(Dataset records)
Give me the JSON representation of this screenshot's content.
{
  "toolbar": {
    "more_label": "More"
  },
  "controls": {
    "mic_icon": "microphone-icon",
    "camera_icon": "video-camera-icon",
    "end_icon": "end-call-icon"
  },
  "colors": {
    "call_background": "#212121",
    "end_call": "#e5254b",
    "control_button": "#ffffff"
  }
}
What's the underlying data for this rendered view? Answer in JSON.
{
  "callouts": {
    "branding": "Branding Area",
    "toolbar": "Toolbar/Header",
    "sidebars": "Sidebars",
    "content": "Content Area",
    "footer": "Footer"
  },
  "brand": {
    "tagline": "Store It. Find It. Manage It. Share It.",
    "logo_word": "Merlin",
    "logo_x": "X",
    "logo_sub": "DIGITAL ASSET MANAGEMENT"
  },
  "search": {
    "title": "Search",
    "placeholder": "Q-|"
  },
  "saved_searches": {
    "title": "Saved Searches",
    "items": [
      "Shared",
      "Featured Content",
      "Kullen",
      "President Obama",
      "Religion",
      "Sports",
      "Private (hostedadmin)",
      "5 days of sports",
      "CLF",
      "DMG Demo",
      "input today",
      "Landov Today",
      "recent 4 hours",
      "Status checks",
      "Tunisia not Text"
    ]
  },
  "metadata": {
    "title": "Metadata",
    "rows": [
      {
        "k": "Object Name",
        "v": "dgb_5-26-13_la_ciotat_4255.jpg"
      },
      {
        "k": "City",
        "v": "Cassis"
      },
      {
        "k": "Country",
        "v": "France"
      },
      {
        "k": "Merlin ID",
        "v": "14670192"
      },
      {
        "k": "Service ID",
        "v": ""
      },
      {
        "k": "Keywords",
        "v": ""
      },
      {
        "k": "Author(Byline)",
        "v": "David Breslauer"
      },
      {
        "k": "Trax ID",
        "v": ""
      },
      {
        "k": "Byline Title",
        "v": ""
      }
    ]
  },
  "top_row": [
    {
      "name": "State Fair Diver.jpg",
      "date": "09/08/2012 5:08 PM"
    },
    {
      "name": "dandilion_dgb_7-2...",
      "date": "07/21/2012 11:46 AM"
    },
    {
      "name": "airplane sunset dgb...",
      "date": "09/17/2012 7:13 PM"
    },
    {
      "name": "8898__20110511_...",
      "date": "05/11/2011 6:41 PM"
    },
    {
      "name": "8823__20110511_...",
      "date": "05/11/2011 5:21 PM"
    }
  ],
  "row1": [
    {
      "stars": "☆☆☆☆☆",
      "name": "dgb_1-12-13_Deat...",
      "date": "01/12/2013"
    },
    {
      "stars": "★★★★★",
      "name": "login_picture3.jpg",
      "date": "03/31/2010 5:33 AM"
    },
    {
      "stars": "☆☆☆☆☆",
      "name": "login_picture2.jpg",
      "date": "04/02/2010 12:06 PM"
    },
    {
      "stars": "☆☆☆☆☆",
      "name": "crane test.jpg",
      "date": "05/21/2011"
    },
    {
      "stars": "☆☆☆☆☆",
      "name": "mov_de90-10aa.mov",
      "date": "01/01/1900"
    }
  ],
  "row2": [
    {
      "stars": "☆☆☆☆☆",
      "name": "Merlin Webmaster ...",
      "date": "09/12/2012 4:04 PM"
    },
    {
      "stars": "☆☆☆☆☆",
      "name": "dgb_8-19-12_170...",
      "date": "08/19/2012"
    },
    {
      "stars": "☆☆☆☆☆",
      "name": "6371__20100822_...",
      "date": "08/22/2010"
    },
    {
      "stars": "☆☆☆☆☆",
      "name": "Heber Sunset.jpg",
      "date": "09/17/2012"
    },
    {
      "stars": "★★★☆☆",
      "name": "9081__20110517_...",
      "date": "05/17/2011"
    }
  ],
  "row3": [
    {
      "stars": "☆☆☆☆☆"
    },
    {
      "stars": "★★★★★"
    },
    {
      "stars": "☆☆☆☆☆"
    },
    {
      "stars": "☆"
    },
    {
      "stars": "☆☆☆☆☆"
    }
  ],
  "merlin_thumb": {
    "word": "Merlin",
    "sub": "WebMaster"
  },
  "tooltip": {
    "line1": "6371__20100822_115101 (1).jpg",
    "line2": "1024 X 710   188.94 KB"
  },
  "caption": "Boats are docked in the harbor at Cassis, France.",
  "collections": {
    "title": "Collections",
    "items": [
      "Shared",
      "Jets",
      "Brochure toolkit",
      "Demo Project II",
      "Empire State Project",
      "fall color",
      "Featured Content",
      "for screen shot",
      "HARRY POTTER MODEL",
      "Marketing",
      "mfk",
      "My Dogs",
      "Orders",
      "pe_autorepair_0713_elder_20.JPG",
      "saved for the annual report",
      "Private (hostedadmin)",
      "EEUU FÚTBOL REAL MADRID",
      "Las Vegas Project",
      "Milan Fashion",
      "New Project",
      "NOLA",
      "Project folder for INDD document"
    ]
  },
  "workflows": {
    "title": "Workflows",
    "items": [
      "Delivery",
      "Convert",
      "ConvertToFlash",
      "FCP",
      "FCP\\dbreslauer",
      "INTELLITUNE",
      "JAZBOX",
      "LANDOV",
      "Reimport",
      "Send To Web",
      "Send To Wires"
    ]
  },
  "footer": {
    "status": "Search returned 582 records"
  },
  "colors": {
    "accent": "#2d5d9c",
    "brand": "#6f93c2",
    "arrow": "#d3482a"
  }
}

**Given request:** Set down every record above exactly as given.

**Exercise output:**
Give me the JSON representation of this screenshot's content.
{
  "toolbar": {
    "more_label": "More"
  },
  "controls": {
    "mic_icon": "microphone-icon",
    "camera_icon": "video-camera-icon",
    "end_icon": "end-call-icon"
  },
  "colors": {
    "call_background": "#212121",
    "end_call": "#e5254b",
    "control_button": "#ffffff"
  }
}
What's the underlying data for this rendered view? Answer in JSON.
{
  "callouts": {
    "branding": "Branding Area",
    "toolbar": "Toolbar/Header",
    "sidebars": "Sidebars",
    "content": "Content Area",
    "footer": "Footer"
  },
  "brand": {
    "tagline": "Store It. Find It. Manage It. Share It.",
    "logo_word": "Merlin",
    "logo_x": "X",
    "logo_sub": "DIGITAL ASSET MANAGEMENT"
  },
  "search": {
    "title": "Search",
    "placeholder": "Q-|"
  },
  "saved_searches": {
    "title": "Saved Searches",
    "items": [
      "Shared",
      "Featured Content",
      "Kullen",
      "President Obama",
      "Religion",
      "Sports",
      "Private (hostedadmin)",
      "5 days of sports",
      "CLF",
      "DMG Demo",
      "input today",
      "Landov Today",
      "recent 4 hours",
      "Status checks",
      "Tunisia not Text"
    ]
  },
  "metadata": {
    "title": "Metadata",
    "rows": [
      {
        "k": "Object Name",
        "v": "dgb_5-26-13_la_ciotat_4255.jpg"
      },
      {
        "k": "City",
        "v": "Cassis"
      },
      {
        "k": "Country",
        "v": "France"
      },
      {
        "k": "Merlin ID",
        "v": "14670192"
      },
      {
        "k": "Service ID",
        "v": ""
      },
      {
        "k": "Keywords",
        "v": ""
      },
      {
        "k": "Author(Byline)",
        "v": "David Breslauer"
      },
      {
        "k": "Trax ID",
        "v": ""
      },
      {
        "k": "Byline Title",
        "v": ""
      }
    ]
  },
  "top_row": [
    {
      "name": "State Fair Diver.jpg",
      "date": "09/08/2012 5:08 PM"
    },
    {
      "name": "dandilion_dgb_7-2...",
      "date": "07/21/2012 11:46 AM"
    },
    {
      "name": "airplane sunset dgb...",
      "date": "09/17/2012 7:13 PM"
    },
    {
      "name": "8898__20110511_...",
      "date": "05/11/2011 6:41 PM"
    },
    {
      "name": "8823__20110511_...",
      "date": "05/11/2011 5:21 PM"
    }
  ],
  "row1": [
    {
      "stars": "☆☆☆☆☆",
      "name": "dgb_1-12-13_Deat...",
      "date": "01/12/2013"
    },
    {
      "stars": "★★★★★",
      "name": "login_picture3.jpg",
      "date": "03/31/2010 5:33 AM"
    },
    {
      "stars": "☆☆☆☆☆",
      "name": "login_picture2.jpg",
      "date": "04/02/2010 12:06 PM"
    },
    {
      "stars": "☆☆☆☆☆",
      "name": "crane test.jpg",
      "date": "05/21/2011"
    },
    {
      "stars": "☆☆☆☆☆",
      "name": "mov_de90-10aa.mov",
      "date": "01/01/1900"
    }
  ],
  "row2": [
    {
      "stars": "☆☆☆☆☆",
      "name": "Merlin Webmaster ...",
      "date": "09/12/2012 4:04 PM"
    },
    {
      "stars": "☆☆☆☆☆",
      "name": "dgb_8-19-12_170...",
      "date": "08/19/2012"
    },
    {
      "stars": "☆☆☆☆☆",
      "name": "6371__20100822_...",
      "date": "08/22/2010"
    },
    {
      "stars": "☆☆☆☆☆",
      "name": "Heber Sunset.jpg",
      "date": "09/17/2012"
    },
    {
      "stars": "★★★☆☆",
      "name": "9081__20110517_...",
      "date": "05/17/2011"
    }
  ],
  "row3": [
    {
      "stars": "☆☆☆☆☆"
    },
    {
      "stars": "★★★★★"
    },
    {
      "stars": "☆☆☆☆☆"
    },
    {
      "stars": "☆"
    },
    {
      "stars": "☆☆☆☆☆"
    }
  ],
  "merlin_thumb": {
    "word": "Merlin",
    "sub": "WebMaster"
  },
  "tooltip": {
    "line1": "6371__20100822_115101 (1).jpg",
    "line2": "1024 X 710   188.94 KB"
  },
  "caption": "Boats are docked in the harbor at Cassis, France.",
  "collections": {
    "title": "Collections",
    "items": [
      "Shared",
      "Jets",
      "Brochure toolkit",
      "Demo Project II",
      "Empire State Project",
      "fall color",
      "Featured Content",
      "for screen shot",
      "HARRY POTTER MODEL",
      "Marketing",
      "mfk",
      "My Dogs",
      "Orders",
      "pe_autorepair_0713_elder_20.JPG",
      "saved for the annual report",
      "Private (hostedadmin)",
      "EEUU FÚTBOL REAL MADRID",
      "Las Vegas Project",
      "Milan Fashion",
      "New Project",
      "NOLA",
      "Project folder for INDD document"
    ]
  },
  "workflows": {
    "title": "Workflows",
    "items": [
      "Delivery",
      "Convert",
      "ConvertToFlash",
      "FCP",
      "FCP\\dbreslauer",
      "INTELLITUNE",
      "JAZBOX",
      "LANDOV",
      "Reimport",
      "Send To Web",
      "Send To Wires"
    ]
  },
  "footer": {
    "status": "Search returned 582 records"
  },
  "colors": {
    "accent": "#2d5d9c",
    "brand": "#6f93c2",
    "arrow": "#d3482a"
  }
}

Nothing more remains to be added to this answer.